▸ **REQUEST**:
Return, word for word, every line that follows.

▸ **EXTRACTED RECORDS**:
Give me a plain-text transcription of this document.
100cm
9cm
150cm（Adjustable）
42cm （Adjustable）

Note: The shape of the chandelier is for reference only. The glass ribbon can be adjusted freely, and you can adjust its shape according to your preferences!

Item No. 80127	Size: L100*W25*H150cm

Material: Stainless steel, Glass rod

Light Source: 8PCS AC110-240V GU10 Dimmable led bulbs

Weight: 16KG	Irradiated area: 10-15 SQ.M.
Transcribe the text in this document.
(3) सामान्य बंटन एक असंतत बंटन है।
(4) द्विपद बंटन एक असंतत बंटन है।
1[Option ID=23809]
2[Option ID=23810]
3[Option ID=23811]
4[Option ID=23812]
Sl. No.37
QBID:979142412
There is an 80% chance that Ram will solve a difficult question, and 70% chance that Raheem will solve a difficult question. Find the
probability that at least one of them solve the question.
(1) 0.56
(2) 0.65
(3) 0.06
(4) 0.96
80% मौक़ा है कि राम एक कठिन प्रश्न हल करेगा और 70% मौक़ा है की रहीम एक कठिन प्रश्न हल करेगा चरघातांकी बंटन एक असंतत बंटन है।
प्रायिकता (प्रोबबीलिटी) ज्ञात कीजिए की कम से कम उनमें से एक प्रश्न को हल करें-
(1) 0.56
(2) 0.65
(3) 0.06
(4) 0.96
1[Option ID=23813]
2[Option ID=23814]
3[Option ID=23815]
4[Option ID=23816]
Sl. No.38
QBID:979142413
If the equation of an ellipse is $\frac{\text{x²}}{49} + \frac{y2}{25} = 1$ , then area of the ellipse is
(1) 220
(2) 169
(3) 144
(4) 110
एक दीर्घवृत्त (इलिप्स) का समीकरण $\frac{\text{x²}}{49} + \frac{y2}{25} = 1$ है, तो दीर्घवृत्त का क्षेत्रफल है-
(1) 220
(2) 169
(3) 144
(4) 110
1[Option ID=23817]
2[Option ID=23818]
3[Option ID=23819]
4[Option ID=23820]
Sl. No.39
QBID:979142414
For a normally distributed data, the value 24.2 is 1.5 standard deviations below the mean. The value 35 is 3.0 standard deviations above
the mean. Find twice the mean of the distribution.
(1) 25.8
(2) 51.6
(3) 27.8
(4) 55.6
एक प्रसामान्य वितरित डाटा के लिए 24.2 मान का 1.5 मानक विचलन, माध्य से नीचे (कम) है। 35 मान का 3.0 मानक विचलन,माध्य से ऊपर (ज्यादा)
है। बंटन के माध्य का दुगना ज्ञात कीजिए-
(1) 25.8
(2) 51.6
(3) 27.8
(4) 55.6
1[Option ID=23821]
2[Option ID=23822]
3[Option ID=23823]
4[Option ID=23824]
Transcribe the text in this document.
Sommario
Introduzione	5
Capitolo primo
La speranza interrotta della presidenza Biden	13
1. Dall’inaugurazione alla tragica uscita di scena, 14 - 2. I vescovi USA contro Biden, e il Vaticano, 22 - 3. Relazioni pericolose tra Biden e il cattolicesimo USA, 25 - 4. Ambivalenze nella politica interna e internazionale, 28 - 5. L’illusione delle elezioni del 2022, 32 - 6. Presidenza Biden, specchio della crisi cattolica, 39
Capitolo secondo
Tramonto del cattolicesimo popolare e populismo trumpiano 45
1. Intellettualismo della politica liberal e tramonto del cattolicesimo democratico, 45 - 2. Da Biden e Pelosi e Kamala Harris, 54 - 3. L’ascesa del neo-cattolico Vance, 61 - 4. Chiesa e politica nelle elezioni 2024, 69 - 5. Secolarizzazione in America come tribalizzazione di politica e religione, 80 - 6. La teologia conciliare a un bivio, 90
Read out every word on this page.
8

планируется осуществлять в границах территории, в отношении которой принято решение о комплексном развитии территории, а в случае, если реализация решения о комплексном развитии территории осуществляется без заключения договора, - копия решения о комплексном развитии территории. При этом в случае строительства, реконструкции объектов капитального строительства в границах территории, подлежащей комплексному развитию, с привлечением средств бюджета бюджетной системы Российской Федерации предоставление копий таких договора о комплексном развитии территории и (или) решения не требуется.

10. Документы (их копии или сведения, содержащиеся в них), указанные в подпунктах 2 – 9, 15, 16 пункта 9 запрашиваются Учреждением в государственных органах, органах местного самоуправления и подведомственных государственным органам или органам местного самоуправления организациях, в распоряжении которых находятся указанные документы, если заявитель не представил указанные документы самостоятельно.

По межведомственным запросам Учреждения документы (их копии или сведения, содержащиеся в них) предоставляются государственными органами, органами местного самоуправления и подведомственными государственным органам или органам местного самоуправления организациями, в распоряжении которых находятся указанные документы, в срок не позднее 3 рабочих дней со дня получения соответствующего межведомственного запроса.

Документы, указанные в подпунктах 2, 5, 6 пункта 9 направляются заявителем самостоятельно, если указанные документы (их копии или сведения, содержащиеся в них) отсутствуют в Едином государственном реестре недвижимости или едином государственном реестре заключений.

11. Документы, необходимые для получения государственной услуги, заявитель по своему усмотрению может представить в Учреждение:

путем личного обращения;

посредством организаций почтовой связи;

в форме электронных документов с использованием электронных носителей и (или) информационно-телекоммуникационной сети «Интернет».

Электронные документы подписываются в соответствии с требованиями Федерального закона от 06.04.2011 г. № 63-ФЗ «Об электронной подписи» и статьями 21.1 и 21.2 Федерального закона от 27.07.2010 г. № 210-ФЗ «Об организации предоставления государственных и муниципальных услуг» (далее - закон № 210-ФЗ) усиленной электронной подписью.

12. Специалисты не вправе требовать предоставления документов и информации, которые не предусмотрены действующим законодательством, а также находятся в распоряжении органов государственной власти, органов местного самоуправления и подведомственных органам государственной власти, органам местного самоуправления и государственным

▸ **THE RESULT**:
Give me a plain-text transcription of this document.
100cm
9cm
150cm（Adjustable）
42cm （Adjustable）

Note: The shape of the chandelier is for reference only. The glass ribbon can be adjusted freely, and you can adjust its shape according to your preferences!

Item No. 80127	Size: L100*W25*H150cm

Material: Stainless steel, Glass rod

Light Source: 8PCS AC110-240V GU10 Dimmable led bulbs

Weight: 16KG	Irradiated area: 10-15 SQ.M.
Transcribe the text in this document.
(3) सामान्य बंटन एक असंतत बंटन है।
(4) द्विपद बंटन एक असंतत बंटन है।
1[Option ID=23809]
2[Option ID=23810]
3[Option ID=23811]
4[Option ID=23812]
Sl. No.37
QBID:979142412
There is an 80% chance that Ram will solve a difficult question, and 70% chance that Raheem will solve a difficult question. Find the
probability that at least one of them solve the question.
(1) 0.56
(2) 0.65
(3) 0.06
(4) 0.96
80% मौक़ा है कि राम एक कठिन प्रश्न हल करेगा और 70% मौक़ा है की रहीम एक कठिन प्रश्न हल करेगा चरघातांकी बंटन एक असंतत बंटन है।
प्रायिकता (प्रोबबीलिटी) ज्ञात कीजिए की कम से कम उनमें से एक प्रश्न को हल करें-
(1) 0.56
(2) 0.65
(3) 0.06
(4) 0.96
1[Option ID=23813]
2[Option ID=23814]
3[Option ID=23815]
4[Option ID=23816]
Sl. No.38
QBID:979142413
If the equation of an ellipse is $\frac{\text{x²}}{49} + \frac{y2}{25} = 1$ , then area of the ellipse is
(1) 220
(2) 169
(3) 144
(4) 110
एक दीर्घवृत्त (इलिप्स) का समीकरण $\frac{\text{x²}}{49} + \frac{y2}{25} = 1$ है, तो दीर्घवृत्त का क्षेत्रफल है-
(1) 220
(2) 169
(3) 144
(4) 110
1[Option ID=23817]
2[Option ID=23818]
3[Option ID=23819]
4[Option ID=23820]
Sl. No.39
QBID:979142414
For a normally distributed data, the value 24.2 is 1.5 standard deviations below the mean. The value 35 is 3.0 standard deviations above
the mean. Find twice the mean of the distribution.
(1) 25.8
(2) 51.6
(3) 27.8
(4) 55.6
एक प्रसामान्य वितरित डाटा के लिए 24.2 मान का 1.5 मानक विचलन, माध्य से नीचे (कम) है। 35 मान का 3.0 मानक विचलन,माध्य से ऊपर (ज्यादा)
है। बंटन के माध्य का दुगना ज्ञात कीजिए-
(1) 25.8
(2) 51.6
(3) 27.8
(4) 55.6
1[Option ID=23821]
2[Option ID=23822]
3[Option ID=23823]
4[Option ID=23824]
Transcribe the text in this document.
Sommario
Introduzione	5
Capitolo primo
La speranza interrotta della presidenza Biden	13
1. Dall’inaugurazione alla tragica uscita di scena, 14 - 2. I vescovi USA contro Biden, e il Vaticano, 22 - 3. Relazioni pericolose tra Biden e il cattolicesimo USA, 25 - 4. Ambivalenze nella politica interna e internazionale, 28 - 5. L’illusione delle elezioni del 2022, 32 - 6. Presidenza Biden, specchio della crisi cattolica, 39
Capitolo secondo
Tramonto del cattolicesimo popolare e populismo trumpiano 45
1. Intellettualismo della politica liberal e tramonto del cattolicesimo democratico, 45 - 2. Da Biden e Pelosi e Kamala Harris, 54 - 3. L’ascesa del neo-cattolico Vance, 61 - 4. Chiesa e politica nelle elezioni 2024, 69 - 5. Secolarizzazione in America come tribalizzazione di politica e religione, 80 - 6. La teologia conciliare a un bivio, 90
Read out every word on this page.
8

планируется осуществлять в границах территории, в отношении которой принято решение о комплексном развитии территории, а в случае, если реализация решения о комплексном развитии территории осуществляется без заключения договора, - копия решения о комплексном развитии территории. При этом в случае строительства, реконструкции объектов капитального строительства в границах территории, подлежащей комплексному развитию, с привлечением средств бюджета бюджетной системы Российской Федерации предоставление копий таких договора о комплексном развитии территории и (или) решения не требуется.

10. Документы (их копии или сведения, содержащиеся в них), указанные в подпунктах 2 – 9, 15, 16 пункта 9 запрашиваются Учреждением в государственных органах, органах местного самоуправления и подведомственных государственным органам или органам местного самоуправления организациях, в распоряжении которых находятся указанные документы, если заявитель не представил указанные документы самостоятельно.

По межведомственным запросам Учреждения документы (их копии или сведения, содержащиеся в них) предоставляются государственными органами, органами местного самоуправления и подведомственными государственным органам или органам местного самоуправления организациями, в распоряжении которых находятся указанные документы, в срок не позднее 3 рабочих дней со дня получения соответствующего межведомственного запроса.

Документы, указанные в подпунктах 2, 5, 6 пункта 9 направляются заявителем самостоятельно, если указанные документы (их копии или сведения, содержащиеся в них) отсутствуют в Едином государственном реестре недвижимости или едином государственном реестре заключений.

11. Документы, необходимые для получения государственной услуги, заявитель по своему усмотрению может представить в Учреждение:

путем личного обращения;

посредством организаций почтовой связи;

в форме электронных документов с использованием электронных носителей и (или) информационно-телекоммуникационной сети «Интернет».

Электронные документы подписываются в соответствии с требованиями Федерального закона от 06.04.2011 г. № 63-ФЗ «Об электронной подписи» и статьями 21.1 и 21.2 Федерального закона от 27.07.2010 г. № 210-ФЗ «Об организации предоставления государственных и муниципальных услуг» (далее - закон № 210-ФЗ) усиленной электронной подписью.

12. Специалисты не вправе требовать предоставления документов и информации, которые не предусмотрены действующим законодательством, а также находятся в распоряжении органов государственной власти, органов местного самоуправления и подведомственных органам государственной власти, органам местного самоуправления и государственным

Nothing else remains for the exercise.